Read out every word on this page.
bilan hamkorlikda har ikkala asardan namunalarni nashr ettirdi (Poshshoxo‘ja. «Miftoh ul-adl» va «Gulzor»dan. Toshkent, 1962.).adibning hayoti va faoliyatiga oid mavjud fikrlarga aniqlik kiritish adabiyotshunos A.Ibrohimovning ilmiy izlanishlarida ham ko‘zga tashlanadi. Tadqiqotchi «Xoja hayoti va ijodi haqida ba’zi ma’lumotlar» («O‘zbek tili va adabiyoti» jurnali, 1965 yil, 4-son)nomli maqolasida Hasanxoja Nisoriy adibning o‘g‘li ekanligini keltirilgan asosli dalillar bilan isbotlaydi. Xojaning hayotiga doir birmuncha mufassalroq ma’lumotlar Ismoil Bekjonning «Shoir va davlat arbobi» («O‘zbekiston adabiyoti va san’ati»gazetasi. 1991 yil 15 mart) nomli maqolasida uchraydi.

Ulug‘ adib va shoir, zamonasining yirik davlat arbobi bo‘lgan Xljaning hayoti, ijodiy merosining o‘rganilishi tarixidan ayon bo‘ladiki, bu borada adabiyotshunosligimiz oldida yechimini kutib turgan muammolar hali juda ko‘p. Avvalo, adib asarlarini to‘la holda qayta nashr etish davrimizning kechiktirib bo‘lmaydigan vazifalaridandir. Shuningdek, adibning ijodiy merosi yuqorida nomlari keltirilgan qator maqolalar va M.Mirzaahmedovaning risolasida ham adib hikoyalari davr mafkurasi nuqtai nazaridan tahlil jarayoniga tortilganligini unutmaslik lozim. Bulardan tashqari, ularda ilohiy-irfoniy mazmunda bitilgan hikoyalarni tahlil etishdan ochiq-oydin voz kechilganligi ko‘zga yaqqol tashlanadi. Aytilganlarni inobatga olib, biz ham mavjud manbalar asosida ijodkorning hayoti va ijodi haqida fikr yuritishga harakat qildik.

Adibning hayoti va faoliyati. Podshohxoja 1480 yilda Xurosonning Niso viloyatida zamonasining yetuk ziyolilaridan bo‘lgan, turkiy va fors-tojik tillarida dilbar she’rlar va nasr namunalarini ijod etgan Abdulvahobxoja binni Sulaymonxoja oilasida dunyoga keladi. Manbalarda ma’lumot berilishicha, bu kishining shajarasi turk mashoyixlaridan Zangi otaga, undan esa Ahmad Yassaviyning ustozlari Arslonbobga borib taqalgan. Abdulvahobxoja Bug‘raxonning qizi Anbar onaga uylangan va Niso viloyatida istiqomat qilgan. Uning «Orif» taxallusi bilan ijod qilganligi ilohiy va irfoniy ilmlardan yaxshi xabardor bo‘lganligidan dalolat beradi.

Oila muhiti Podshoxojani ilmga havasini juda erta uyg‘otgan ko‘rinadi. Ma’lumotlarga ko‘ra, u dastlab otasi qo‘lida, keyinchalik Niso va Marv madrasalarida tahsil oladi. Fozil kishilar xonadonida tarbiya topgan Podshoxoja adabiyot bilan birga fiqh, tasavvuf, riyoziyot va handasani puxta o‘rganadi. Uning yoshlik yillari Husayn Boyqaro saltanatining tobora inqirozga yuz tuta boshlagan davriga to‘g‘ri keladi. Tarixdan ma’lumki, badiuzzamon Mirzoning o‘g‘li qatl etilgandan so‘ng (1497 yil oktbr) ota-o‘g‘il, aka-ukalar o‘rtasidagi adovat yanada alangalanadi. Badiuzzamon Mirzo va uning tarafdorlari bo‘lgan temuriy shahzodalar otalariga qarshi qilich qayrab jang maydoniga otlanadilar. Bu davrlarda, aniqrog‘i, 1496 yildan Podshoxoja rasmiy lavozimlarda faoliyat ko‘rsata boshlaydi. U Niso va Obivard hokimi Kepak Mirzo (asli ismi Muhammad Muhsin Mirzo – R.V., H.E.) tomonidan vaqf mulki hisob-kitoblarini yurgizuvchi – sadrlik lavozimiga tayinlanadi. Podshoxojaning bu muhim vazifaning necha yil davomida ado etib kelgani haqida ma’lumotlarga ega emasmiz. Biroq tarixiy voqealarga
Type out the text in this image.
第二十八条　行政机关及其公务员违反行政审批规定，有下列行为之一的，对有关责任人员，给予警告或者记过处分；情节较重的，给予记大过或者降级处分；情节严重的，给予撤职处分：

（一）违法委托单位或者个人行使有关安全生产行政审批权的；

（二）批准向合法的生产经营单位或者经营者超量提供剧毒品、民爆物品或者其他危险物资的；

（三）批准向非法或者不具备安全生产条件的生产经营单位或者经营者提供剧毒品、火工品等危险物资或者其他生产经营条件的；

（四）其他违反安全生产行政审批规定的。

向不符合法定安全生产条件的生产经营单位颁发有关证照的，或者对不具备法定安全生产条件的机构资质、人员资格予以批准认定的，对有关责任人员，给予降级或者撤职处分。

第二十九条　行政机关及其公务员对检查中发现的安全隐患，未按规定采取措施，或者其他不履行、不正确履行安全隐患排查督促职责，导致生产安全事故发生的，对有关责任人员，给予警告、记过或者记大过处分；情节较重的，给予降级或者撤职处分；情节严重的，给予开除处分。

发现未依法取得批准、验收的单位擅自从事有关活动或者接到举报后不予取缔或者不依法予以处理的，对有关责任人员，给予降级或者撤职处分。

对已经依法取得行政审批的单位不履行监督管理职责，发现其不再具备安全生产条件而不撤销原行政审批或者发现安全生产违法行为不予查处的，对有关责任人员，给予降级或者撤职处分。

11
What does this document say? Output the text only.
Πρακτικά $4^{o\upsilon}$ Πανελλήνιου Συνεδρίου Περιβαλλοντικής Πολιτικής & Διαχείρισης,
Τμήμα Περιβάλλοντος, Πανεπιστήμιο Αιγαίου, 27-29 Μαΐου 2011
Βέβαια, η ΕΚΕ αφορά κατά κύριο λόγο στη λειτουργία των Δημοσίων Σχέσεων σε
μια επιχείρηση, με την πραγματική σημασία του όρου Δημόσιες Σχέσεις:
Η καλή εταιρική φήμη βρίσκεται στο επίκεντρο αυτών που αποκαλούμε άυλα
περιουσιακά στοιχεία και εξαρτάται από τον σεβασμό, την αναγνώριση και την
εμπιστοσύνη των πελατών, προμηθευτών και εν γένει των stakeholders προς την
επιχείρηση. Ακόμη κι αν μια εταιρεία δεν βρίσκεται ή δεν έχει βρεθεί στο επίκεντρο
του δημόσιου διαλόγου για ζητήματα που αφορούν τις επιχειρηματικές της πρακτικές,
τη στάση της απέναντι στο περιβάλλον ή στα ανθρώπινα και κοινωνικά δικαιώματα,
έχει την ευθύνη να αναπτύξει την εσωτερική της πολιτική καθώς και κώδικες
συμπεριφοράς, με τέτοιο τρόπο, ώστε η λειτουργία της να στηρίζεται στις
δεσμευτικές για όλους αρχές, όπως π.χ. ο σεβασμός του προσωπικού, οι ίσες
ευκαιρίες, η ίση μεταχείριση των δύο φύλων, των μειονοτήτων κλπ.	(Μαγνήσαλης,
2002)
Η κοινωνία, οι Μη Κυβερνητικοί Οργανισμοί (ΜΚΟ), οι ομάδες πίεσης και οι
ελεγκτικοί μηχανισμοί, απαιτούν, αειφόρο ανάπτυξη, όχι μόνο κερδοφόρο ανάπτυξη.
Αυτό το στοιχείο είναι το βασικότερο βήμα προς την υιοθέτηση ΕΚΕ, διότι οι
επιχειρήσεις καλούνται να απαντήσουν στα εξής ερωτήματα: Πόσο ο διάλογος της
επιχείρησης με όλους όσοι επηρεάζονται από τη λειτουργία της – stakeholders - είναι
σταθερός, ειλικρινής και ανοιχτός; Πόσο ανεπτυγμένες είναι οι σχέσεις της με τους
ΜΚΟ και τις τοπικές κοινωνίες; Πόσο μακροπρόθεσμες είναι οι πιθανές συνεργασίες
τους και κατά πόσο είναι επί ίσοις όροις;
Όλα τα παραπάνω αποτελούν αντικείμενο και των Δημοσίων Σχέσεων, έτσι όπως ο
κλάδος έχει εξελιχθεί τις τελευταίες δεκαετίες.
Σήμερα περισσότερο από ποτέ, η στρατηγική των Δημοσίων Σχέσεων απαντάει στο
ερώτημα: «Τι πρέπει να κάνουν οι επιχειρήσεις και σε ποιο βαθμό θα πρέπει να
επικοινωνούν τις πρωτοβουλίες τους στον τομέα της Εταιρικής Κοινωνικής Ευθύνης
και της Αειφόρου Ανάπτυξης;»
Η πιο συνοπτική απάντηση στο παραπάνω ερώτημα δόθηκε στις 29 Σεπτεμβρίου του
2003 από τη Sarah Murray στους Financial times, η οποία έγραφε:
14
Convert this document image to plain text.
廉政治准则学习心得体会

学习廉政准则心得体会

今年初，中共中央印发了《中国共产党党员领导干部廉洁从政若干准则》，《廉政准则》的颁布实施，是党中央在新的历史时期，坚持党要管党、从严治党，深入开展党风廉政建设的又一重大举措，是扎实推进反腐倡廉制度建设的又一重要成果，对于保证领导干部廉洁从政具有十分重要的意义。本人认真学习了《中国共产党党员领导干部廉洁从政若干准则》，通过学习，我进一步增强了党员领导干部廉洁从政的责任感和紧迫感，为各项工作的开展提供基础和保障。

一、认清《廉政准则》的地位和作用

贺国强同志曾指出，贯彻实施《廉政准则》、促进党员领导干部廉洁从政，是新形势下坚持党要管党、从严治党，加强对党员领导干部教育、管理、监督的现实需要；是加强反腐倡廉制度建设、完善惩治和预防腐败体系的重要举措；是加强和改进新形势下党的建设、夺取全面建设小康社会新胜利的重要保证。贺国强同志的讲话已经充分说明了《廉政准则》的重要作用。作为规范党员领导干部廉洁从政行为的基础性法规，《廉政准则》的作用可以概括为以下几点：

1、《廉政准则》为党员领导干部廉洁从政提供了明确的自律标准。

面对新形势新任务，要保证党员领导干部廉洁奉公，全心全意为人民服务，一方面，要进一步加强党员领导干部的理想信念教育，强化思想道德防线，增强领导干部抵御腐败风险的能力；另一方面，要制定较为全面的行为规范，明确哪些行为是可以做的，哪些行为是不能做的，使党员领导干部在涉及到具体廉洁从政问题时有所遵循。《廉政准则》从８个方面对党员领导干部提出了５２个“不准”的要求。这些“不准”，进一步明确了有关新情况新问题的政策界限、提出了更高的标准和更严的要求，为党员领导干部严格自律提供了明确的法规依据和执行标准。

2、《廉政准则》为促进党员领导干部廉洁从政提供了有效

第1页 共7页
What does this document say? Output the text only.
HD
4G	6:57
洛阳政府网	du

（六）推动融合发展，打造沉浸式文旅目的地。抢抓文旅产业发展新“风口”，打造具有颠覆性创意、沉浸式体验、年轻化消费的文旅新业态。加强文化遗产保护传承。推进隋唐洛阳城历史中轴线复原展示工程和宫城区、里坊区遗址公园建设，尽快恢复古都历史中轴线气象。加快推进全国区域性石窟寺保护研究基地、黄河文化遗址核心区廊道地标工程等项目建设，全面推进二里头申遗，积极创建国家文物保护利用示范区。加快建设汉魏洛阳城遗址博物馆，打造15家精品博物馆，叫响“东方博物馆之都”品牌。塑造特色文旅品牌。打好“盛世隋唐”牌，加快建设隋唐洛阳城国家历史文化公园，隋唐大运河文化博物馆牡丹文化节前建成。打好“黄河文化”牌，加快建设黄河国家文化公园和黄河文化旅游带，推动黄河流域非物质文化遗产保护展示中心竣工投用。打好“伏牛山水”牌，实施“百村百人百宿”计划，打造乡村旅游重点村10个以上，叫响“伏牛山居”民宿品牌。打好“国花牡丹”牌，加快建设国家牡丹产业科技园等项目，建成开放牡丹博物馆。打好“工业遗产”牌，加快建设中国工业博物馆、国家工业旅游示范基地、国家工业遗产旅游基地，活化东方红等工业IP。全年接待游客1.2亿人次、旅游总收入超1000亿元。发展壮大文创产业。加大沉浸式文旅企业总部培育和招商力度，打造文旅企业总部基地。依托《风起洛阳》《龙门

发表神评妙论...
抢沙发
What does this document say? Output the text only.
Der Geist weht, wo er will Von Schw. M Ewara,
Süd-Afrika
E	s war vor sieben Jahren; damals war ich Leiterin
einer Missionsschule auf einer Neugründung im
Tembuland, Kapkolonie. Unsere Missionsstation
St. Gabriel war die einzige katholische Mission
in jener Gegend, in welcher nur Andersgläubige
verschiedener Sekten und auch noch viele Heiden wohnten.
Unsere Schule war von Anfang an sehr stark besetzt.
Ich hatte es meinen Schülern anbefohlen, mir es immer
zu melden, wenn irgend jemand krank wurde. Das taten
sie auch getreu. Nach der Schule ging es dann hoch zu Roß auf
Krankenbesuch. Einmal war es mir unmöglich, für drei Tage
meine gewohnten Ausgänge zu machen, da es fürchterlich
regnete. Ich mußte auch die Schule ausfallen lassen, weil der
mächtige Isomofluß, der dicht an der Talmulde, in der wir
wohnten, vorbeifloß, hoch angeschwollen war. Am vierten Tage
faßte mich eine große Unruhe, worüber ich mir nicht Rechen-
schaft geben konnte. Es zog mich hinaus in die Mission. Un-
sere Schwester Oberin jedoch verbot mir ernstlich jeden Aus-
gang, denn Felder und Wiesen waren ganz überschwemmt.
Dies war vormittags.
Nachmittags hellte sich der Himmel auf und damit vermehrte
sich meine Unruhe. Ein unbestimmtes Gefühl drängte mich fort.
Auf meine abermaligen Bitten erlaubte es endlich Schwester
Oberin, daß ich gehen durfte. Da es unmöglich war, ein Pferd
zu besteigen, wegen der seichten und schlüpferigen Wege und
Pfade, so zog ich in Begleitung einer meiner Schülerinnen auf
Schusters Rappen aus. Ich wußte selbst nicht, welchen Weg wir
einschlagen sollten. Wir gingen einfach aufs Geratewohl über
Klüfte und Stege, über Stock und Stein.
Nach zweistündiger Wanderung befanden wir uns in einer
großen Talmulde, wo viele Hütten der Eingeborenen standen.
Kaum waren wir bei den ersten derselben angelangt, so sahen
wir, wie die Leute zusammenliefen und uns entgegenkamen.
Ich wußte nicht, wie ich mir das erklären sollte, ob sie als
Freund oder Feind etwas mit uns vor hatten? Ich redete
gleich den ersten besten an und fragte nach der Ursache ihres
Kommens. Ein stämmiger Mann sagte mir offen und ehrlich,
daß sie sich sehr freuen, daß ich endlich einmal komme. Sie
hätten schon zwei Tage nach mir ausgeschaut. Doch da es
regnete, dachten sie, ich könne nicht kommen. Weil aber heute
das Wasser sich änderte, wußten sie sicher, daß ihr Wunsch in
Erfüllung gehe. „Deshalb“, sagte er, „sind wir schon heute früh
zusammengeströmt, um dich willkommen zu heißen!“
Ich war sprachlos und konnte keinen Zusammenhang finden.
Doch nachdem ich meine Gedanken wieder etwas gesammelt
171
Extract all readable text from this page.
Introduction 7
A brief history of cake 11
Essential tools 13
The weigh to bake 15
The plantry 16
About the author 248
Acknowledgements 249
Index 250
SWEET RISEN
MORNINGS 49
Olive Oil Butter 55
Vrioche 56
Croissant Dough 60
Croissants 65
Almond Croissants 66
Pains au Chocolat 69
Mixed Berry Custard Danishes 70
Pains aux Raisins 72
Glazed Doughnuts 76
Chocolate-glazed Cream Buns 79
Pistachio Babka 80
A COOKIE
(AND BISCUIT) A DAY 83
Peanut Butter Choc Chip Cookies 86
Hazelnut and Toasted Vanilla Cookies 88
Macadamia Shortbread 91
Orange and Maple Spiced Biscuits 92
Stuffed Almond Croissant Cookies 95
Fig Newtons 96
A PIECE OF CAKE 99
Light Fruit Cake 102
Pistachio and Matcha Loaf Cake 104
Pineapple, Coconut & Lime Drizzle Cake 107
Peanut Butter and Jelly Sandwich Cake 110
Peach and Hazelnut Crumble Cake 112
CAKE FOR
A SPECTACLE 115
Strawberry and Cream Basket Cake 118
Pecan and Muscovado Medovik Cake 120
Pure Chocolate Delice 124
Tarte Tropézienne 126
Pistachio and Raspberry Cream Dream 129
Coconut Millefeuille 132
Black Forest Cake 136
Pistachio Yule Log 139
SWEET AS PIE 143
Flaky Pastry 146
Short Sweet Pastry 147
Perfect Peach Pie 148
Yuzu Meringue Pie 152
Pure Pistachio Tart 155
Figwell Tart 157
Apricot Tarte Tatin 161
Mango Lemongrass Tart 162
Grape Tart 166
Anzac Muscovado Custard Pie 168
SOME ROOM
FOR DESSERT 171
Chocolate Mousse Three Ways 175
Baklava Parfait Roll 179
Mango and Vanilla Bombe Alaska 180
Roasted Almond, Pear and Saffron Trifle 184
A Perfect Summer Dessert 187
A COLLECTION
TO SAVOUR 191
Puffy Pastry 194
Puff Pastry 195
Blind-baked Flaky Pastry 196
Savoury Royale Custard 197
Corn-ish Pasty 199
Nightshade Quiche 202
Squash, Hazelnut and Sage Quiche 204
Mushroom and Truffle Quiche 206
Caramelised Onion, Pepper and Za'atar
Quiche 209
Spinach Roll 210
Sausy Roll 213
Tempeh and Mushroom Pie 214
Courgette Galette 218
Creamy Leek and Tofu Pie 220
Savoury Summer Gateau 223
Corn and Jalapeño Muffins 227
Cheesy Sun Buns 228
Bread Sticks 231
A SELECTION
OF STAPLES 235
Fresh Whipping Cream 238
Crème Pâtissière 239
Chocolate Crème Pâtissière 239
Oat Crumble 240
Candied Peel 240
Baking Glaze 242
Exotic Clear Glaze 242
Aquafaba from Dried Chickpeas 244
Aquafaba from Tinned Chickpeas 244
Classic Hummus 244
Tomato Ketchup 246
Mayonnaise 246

■ Problem statement
Find the lines above that contain the word "keltirilgan" and collect them.

■ Task output
bilan hamkorlikda har ikkala asardan namunalarni nashr ettirdi (Poshshoxo‘ja. «Miftoh ul-adl» va «Gulzor»dan. Toshkent, 1962.).adibning hayoti va faoliyatiga oid mavjud fikrlarga aniqlik kiritish adabiyotshunos A.Ibrohimovning ilmiy izlanishlarida ham ko‘zga tashlanadi. Tadqiqotchi «Xoja hayoti va ijodi haqida ba’zi ma’lumotlar» («O‘zbek tili va adabiyoti» jurnali, 1965 yil, 4-son)nomli maqolasida Hasanxoja Nisoriy adibning o‘g‘li ekanligini keltirilgan asosli dalillar bilan isbotlaydi. Xojaning hayotiga doir birmuncha mufassalroq ma’lumotlar Ismoil Bekjonning «Shoir va davlat arbobi» («O‘zbekiston adabiyoti va san’ati»gazetasi. 1991 yil 15 mart) nomli maqolasida uchraydi.
Ulug‘ adib va shoir, zamonasining yirik davlat arbobi bo‘lgan Xljaning hayoti, ijodiy merosining o‘rganilishi tarixidan ayon bo‘ladiki, bu borada adabiyotshunosligimiz oldida yechimini kutib turgan muammolar hali juda ko‘p. Avvalo, adib asarlarini to‘la holda qayta nashr etish davrimizning kechiktirib bo‘lmaydigan vazifalaridandir. Shuningdek, adibning ijodiy merosi yuqorida nomlari keltirilgan qator maqolalar va M.Mirzaahmedovaning risolasida ham adib hikoyalari davr mafkurasi nuqtai nazaridan tahlil jarayoniga tortilganligini unutmaslik lozim. Bulardan tashqari, ularda ilohiy-irfoniy mazmunda bitilgan hikoyalarni tahlil etishdan ochiq-oydin voz kechilganligi ko‘zga yaqqol tashlanadi. Aytilganlarni inobatga olib, biz ham mavjud manbalar asosida ijodkorning hayoti va ijodi haqida fikr yuritishga harakat qildik.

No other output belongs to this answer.